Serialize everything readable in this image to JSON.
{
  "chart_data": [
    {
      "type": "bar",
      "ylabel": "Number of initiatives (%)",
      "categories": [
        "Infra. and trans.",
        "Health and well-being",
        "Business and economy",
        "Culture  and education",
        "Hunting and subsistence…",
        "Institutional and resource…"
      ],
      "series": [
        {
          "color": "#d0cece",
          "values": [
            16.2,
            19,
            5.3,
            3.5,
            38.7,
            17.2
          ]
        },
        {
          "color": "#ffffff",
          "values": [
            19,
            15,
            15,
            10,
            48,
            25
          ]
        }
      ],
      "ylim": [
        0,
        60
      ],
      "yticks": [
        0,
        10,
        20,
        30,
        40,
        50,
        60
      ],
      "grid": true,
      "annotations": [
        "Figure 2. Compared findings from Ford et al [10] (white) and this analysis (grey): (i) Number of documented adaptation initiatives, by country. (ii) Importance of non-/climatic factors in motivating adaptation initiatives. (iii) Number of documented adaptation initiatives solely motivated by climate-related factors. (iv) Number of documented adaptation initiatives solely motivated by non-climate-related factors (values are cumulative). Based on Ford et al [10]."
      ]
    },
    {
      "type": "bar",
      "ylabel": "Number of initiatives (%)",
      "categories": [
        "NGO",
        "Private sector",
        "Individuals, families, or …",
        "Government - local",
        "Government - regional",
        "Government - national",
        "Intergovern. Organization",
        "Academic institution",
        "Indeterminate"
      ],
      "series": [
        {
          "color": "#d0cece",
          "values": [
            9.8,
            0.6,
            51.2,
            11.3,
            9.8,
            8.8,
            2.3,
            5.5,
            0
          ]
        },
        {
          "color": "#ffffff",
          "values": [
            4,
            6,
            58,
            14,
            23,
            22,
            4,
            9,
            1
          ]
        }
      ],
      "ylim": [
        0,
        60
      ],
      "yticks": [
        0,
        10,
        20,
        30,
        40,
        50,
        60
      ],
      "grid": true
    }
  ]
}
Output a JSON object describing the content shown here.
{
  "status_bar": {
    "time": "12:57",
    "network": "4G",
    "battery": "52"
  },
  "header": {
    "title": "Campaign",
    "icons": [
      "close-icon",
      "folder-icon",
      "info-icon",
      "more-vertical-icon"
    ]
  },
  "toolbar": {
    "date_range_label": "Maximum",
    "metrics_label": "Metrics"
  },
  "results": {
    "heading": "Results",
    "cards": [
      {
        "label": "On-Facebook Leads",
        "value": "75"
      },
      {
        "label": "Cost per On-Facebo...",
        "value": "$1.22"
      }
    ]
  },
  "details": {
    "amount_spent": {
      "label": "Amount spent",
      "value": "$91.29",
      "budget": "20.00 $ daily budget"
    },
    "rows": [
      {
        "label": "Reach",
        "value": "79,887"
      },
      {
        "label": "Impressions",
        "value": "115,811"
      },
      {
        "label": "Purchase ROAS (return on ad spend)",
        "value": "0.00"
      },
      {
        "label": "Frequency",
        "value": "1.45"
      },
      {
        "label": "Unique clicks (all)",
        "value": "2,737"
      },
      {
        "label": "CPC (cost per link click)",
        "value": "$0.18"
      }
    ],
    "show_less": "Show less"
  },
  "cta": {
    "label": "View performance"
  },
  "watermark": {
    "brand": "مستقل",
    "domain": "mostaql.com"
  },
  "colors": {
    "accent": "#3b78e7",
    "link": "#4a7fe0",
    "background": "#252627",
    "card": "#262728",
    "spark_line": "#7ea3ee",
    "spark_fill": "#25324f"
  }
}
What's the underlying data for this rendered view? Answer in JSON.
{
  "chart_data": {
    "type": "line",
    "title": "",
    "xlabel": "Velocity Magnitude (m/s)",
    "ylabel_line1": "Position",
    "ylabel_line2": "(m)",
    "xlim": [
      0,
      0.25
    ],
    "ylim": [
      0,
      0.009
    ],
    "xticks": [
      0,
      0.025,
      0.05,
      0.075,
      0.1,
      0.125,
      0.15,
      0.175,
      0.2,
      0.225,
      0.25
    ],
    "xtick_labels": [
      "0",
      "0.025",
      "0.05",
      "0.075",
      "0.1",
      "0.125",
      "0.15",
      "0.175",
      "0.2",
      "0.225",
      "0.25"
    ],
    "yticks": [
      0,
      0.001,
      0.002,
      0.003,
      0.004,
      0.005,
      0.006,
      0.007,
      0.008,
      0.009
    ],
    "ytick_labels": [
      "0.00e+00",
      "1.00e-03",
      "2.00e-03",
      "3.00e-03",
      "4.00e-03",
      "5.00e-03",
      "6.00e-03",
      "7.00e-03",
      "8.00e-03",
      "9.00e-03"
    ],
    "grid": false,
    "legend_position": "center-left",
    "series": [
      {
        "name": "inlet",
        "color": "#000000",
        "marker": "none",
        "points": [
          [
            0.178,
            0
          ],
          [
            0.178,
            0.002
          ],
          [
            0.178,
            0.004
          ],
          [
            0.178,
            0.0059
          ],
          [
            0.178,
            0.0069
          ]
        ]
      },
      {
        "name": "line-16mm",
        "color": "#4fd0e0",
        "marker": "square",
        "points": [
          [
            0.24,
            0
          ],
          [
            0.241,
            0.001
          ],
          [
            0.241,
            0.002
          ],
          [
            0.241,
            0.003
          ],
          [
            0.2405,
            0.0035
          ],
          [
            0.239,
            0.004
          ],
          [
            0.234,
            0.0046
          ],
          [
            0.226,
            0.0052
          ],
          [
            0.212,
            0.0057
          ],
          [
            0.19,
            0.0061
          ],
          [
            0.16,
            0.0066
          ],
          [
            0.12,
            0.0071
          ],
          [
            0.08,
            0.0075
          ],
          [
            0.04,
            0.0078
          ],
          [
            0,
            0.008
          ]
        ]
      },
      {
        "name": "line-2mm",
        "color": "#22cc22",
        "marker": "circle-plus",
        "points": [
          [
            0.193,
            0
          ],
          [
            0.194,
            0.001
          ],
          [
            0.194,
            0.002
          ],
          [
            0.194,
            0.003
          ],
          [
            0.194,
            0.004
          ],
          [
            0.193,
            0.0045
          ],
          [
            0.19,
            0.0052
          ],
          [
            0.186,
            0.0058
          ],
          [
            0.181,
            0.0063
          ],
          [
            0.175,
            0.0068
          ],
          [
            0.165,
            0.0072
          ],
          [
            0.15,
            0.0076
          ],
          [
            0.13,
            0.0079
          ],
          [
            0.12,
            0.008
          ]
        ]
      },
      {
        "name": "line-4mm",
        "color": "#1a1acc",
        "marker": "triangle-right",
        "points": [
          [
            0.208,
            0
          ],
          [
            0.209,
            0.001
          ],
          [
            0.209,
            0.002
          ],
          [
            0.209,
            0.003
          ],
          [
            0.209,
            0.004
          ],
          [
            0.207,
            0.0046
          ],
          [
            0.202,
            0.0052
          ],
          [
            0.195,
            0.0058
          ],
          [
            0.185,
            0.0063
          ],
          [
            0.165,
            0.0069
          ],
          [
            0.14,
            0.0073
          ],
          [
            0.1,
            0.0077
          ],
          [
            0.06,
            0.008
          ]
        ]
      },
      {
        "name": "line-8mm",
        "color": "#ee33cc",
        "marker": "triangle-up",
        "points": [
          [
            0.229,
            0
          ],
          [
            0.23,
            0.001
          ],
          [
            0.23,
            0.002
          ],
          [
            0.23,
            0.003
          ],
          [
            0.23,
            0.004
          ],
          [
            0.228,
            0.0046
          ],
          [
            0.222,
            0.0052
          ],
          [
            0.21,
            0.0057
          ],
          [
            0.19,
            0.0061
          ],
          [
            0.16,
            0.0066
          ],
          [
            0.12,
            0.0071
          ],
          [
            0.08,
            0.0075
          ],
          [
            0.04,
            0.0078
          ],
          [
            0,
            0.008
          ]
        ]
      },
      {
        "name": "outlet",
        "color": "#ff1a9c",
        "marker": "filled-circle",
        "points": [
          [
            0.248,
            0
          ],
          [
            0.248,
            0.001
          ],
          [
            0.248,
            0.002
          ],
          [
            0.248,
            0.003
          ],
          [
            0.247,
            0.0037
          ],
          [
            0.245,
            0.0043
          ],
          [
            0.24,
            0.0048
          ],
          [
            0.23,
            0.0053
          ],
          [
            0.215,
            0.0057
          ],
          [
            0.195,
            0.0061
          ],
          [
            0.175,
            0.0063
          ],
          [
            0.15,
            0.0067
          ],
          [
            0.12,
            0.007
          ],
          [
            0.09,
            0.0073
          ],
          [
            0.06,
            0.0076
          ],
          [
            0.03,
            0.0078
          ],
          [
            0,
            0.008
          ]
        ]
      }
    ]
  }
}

▶ **Exercise directions**: List every line from the entries above in which "name" appears.

▶ **Answer to the task**:
        "name": "inlet",
        "name": "line-16mm",
        "name": "line-2mm",
        "name": "line-4mm",
        "name": "line-8mm",
        "name": "outlet",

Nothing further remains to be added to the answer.